--- Given data ---

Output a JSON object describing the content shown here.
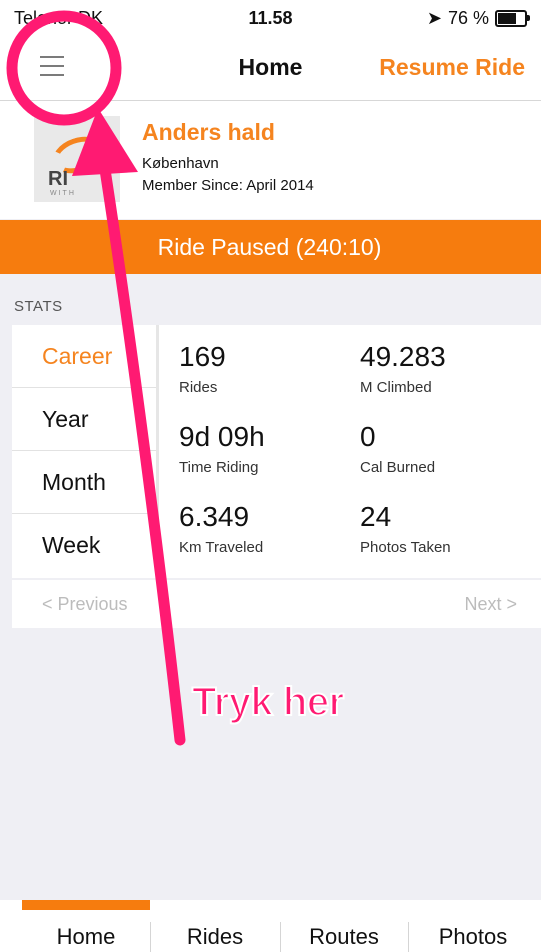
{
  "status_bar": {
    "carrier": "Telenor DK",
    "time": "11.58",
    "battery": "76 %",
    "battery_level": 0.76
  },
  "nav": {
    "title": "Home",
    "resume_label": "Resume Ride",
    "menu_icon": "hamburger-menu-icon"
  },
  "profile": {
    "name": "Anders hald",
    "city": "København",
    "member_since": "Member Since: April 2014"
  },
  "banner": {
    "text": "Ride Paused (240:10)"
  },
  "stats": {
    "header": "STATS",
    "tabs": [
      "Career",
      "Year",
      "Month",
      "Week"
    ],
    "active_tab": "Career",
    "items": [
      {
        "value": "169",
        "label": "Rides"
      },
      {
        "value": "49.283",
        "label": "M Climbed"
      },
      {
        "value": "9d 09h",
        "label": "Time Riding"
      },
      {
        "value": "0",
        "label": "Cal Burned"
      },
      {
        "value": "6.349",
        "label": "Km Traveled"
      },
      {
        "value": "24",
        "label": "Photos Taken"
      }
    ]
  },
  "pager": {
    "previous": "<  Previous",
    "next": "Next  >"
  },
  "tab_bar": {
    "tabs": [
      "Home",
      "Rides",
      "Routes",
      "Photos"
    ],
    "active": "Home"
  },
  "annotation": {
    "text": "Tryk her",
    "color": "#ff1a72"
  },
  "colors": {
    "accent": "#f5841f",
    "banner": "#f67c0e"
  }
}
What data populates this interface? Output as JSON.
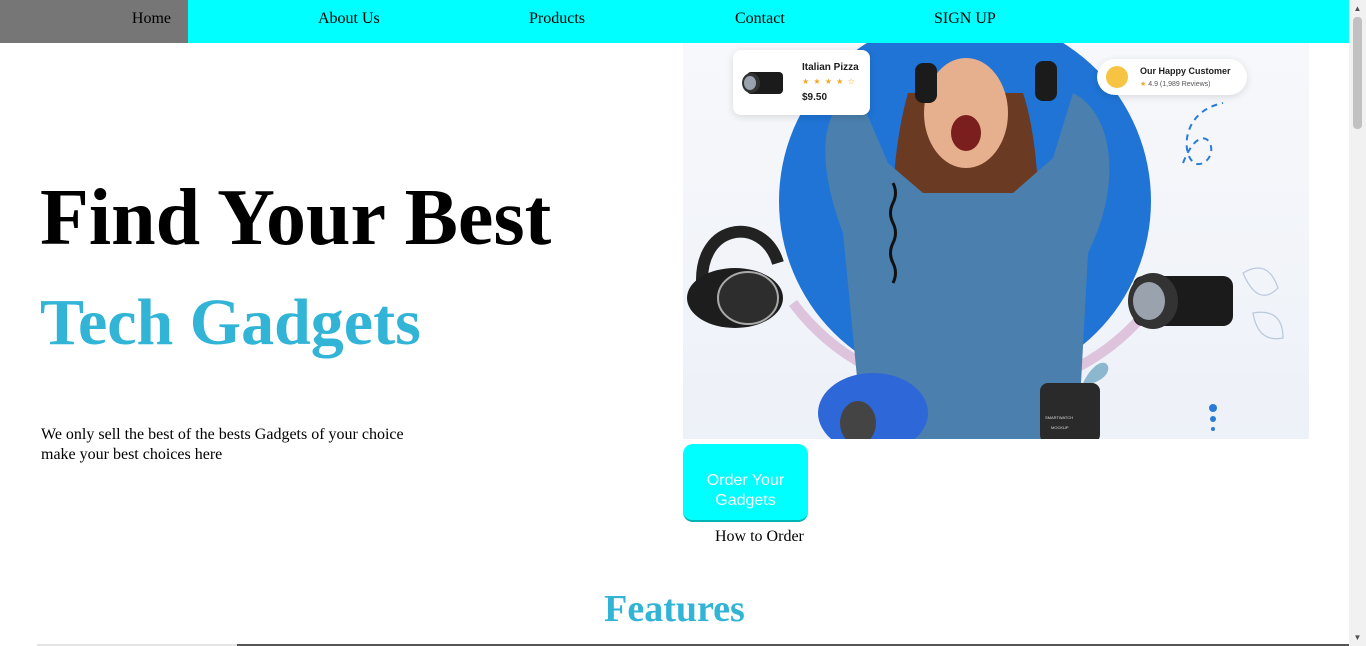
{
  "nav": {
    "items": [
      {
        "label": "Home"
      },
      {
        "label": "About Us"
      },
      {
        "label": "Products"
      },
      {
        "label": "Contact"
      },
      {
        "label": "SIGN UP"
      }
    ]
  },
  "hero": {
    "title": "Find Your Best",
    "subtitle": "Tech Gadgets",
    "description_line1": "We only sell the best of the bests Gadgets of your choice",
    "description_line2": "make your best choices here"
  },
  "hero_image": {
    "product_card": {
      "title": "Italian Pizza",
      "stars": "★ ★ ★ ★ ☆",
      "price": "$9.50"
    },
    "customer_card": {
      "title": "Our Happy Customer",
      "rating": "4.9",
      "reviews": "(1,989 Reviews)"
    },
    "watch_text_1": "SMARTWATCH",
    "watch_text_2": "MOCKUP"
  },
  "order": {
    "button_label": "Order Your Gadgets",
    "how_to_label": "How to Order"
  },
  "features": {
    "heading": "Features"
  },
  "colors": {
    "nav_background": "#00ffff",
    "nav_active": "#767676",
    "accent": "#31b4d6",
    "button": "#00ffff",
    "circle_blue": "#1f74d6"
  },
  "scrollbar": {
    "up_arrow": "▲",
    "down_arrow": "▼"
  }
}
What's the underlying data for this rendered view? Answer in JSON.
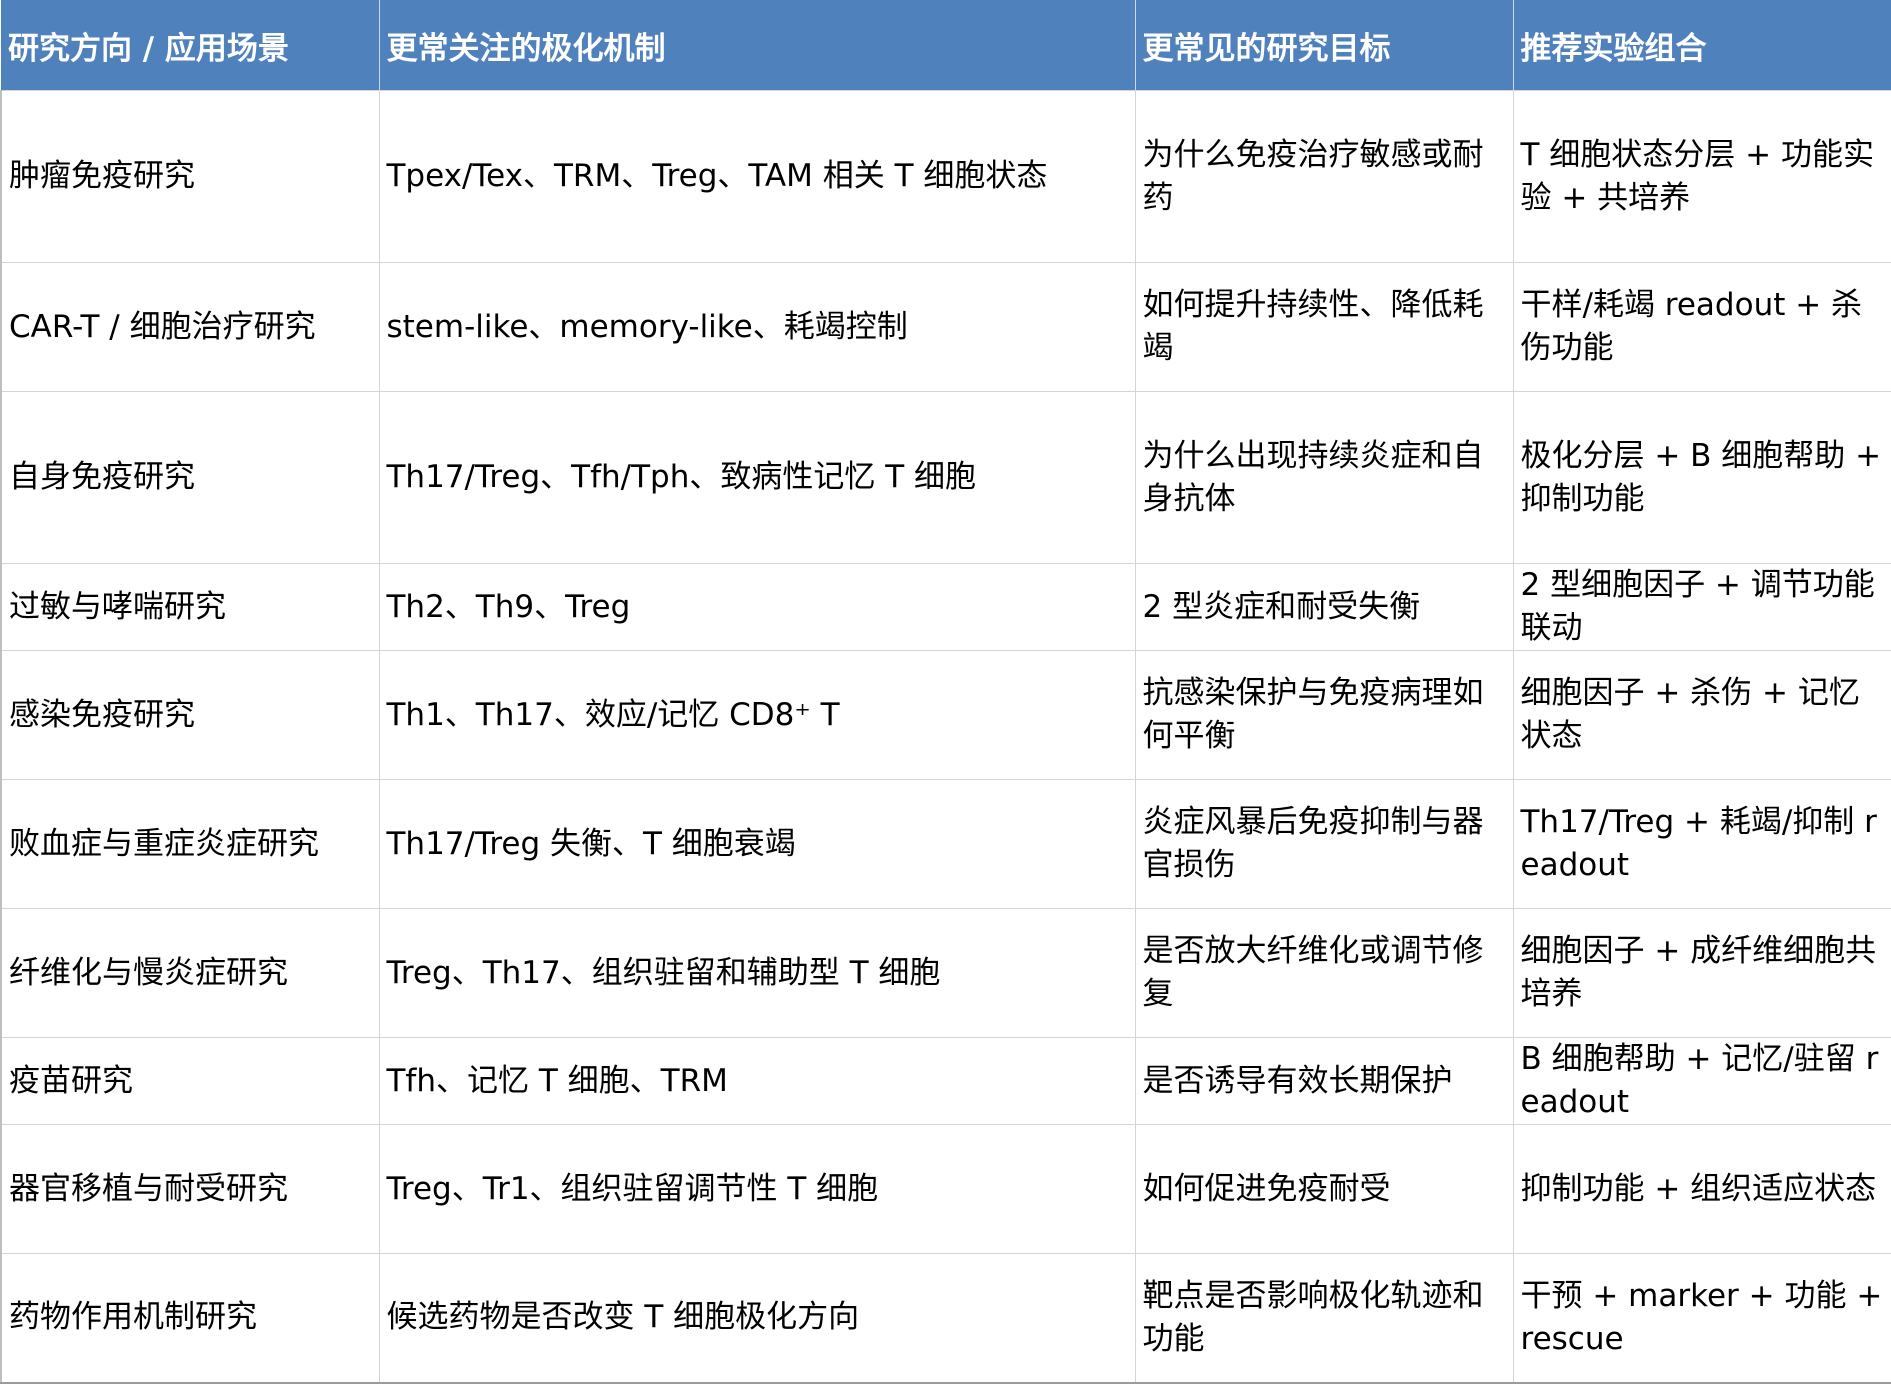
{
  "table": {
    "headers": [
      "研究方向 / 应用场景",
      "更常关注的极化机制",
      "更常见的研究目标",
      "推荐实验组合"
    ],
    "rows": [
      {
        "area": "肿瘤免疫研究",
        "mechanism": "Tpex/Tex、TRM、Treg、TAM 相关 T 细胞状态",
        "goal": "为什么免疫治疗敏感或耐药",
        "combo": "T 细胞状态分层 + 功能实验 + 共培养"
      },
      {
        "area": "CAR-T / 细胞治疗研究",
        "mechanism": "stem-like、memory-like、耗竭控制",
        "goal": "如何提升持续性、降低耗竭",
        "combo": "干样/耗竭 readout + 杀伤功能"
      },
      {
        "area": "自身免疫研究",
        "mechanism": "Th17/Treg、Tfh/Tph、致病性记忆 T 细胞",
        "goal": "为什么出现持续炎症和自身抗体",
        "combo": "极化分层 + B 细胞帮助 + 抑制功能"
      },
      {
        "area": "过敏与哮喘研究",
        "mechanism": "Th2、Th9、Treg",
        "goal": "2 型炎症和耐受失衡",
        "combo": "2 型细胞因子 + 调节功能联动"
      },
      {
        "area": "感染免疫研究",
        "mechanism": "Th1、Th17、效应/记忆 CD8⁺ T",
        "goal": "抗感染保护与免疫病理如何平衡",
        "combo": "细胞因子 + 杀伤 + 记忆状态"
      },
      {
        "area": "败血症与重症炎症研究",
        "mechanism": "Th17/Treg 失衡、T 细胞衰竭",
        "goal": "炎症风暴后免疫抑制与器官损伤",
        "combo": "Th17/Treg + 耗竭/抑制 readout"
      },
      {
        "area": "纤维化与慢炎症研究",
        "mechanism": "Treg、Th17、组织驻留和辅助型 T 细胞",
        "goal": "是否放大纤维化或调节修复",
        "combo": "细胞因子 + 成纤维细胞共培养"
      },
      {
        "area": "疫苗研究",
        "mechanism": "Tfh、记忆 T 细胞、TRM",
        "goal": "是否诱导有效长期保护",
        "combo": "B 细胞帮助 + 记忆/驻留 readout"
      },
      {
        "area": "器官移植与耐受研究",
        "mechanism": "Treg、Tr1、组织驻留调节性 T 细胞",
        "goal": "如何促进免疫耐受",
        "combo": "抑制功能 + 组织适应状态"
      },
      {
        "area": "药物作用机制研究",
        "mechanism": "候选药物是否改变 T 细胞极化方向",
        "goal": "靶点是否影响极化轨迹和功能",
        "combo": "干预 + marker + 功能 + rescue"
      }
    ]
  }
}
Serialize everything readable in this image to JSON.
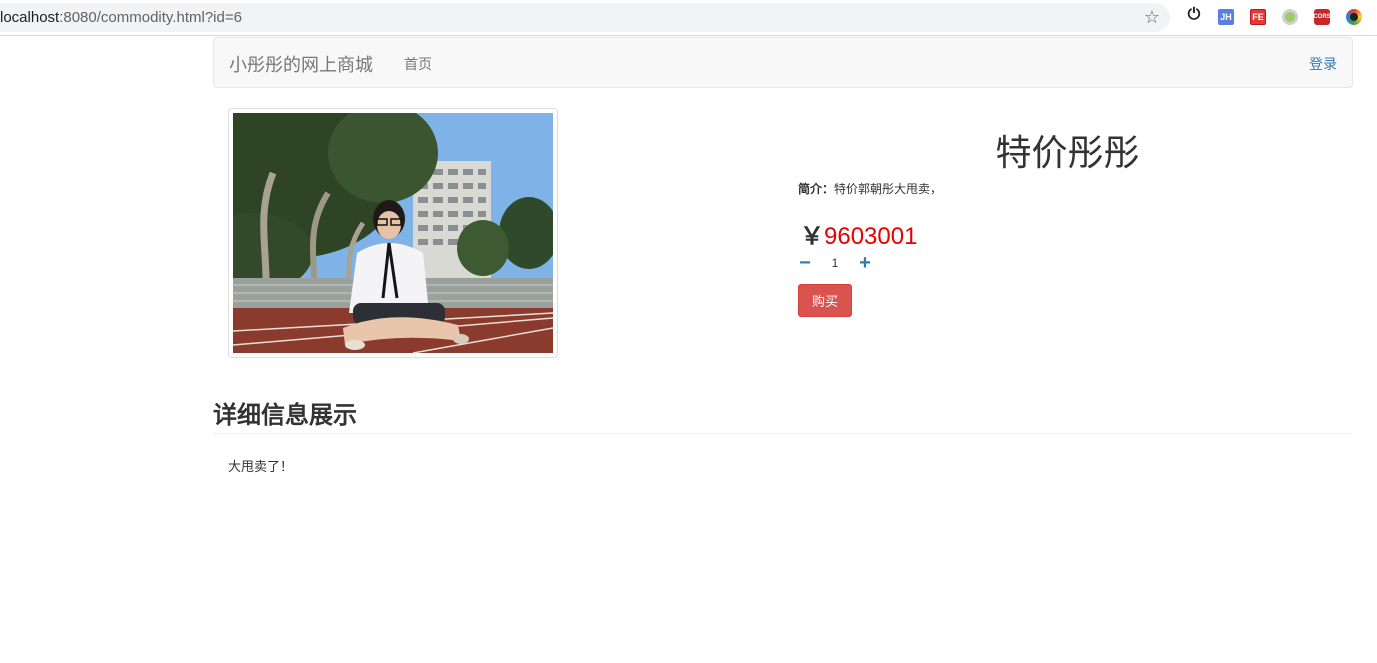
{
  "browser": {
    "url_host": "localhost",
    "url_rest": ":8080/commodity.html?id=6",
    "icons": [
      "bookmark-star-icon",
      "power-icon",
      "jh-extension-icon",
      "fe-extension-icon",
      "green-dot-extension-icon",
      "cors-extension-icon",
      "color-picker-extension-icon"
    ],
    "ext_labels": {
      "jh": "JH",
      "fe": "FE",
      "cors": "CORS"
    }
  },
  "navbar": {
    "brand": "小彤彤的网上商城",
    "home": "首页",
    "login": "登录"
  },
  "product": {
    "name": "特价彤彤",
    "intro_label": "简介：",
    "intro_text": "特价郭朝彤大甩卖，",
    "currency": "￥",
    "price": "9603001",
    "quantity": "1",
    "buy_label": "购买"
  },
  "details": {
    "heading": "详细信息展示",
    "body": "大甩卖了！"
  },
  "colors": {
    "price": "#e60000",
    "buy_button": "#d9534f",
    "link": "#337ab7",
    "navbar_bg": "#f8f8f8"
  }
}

---

Given instruction.
Reproduce exactly, without any picture, the lines from the one bearing "Serialize everything readable" to the last line of the records above.

Full answer.
Serialize everything readable in this image to JSON.
{
  "browser": {
    "url_host": "localhost",
    "url_rest": ":8080/commodity.html?id=6",
    "icons": [
      "bookmark-star-icon",
      "power-icon",
      "jh-extension-icon",
      "fe-extension-icon",
      "green-dot-extension-icon",
      "cors-extension-icon",
      "color-picker-extension-icon"
    ],
    "ext_labels": {
      "jh": "JH",
      "fe": "FE",
      "cors": "CORS"
    }
  },
  "navbar": {
    "brand": "小彤彤的网上商城",
    "home": "首页",
    "login": "登录"
  },
  "product": {
    "name": "特价彤彤",
    "intro_label": "简介：",
    "intro_text": "特价郭朝彤大甩卖，",
    "currency": "￥",
    "price": "9603001",
    "quantity": "1",
    "buy_label": "购买"
  },
  "details": {
    "heading": "详细信息展示",
    "body": "大甩卖了！"
  },
  "colors": {
    "price": "#e60000",
    "buy_button": "#d9534f",
    "link": "#337ab7",
    "navbar_bg": "#f8f8f8"
  }
}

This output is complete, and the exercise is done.